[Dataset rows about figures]
===

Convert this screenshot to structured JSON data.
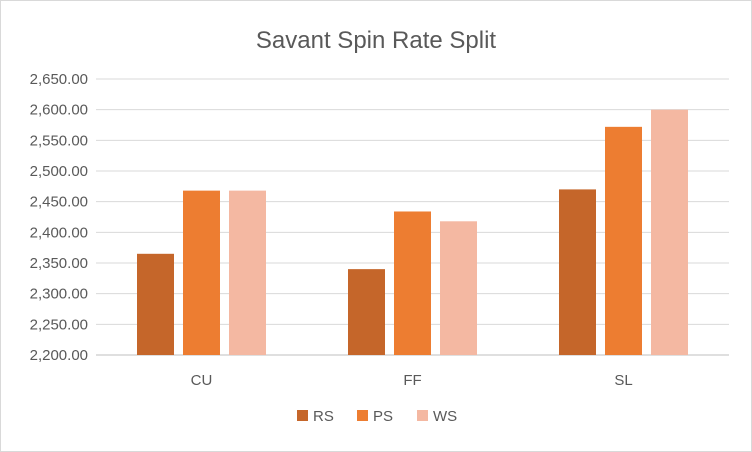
{
  "chart_data": {
    "type": "bar",
    "title": "Savant Spin Rate Split",
    "categories": [
      "CU",
      "FF",
      "SL"
    ],
    "series": [
      {
        "name": "RS",
        "color": "#c5662a",
        "values": [
          2365,
          2340,
          2470
        ]
      },
      {
        "name": "PS",
        "color": "#ed7d31",
        "values": [
          2468,
          2434,
          2572
        ]
      },
      {
        "name": "WS",
        "color": "#f4b8a2",
        "values": [
          2468,
          2418,
          2600
        ]
      }
    ],
    "y_ticks": [
      "2,200.00",
      "2,250.00",
      "2,300.00",
      "2,350.00",
      "2,400.00",
      "2,450.00",
      "2,500.00",
      "2,550.00",
      "2,600.00",
      "2,650.00"
    ],
    "ylim": [
      2200,
      2650
    ],
    "grid": true,
    "legend_position": "bottom",
    "xlabel": "",
    "ylabel": ""
  }
}
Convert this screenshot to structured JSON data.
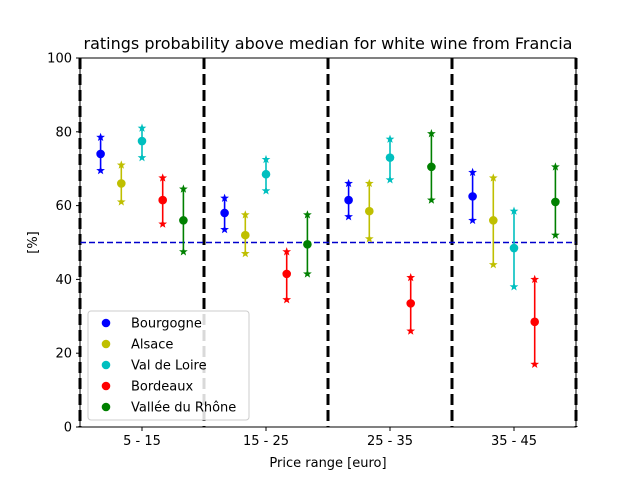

===

PROBLEM DESCRIPTION: Transcribe the material exactly, leaving every picture out.

FINAL RESULT:
Convert this screenshot to structured JSON data.
{
  "chart_data": {
    "type": "bar",
    "title": "Savant Spin Rate Split",
    "categories": [
      "CU",
      "FF",
      "SL"
    ],
    "series": [
      {
        "name": "RS",
        "color": "#c5662a",
        "values": [
          2365,
          2340,
          2470
        ]
      },
      {
        "name": "PS",
        "color": "#ed7d31",
        "values": [
          2468,
          2434,
          2572
        ]
      },
      {
        "name": "WS",
        "color": "#f4b8a2",
        "values": [
          2468,
          2418,
          2600
        ]
      }
    ],
    "y_ticks": [
      "2,200.00",
      "2,250.00",
      "2,300.00",
      "2,350.00",
      "2,400.00",
      "2,450.00",
      "2,500.00",
      "2,550.00",
      "2,600.00",
      "2,650.00"
    ],
    "ylim": [
      2200,
      2650
    ],
    "grid": true,
    "legend_position": "bottom",
    "xlabel": "",
    "ylabel": ""
  }
}
Convert this screenshot to structured JSON data.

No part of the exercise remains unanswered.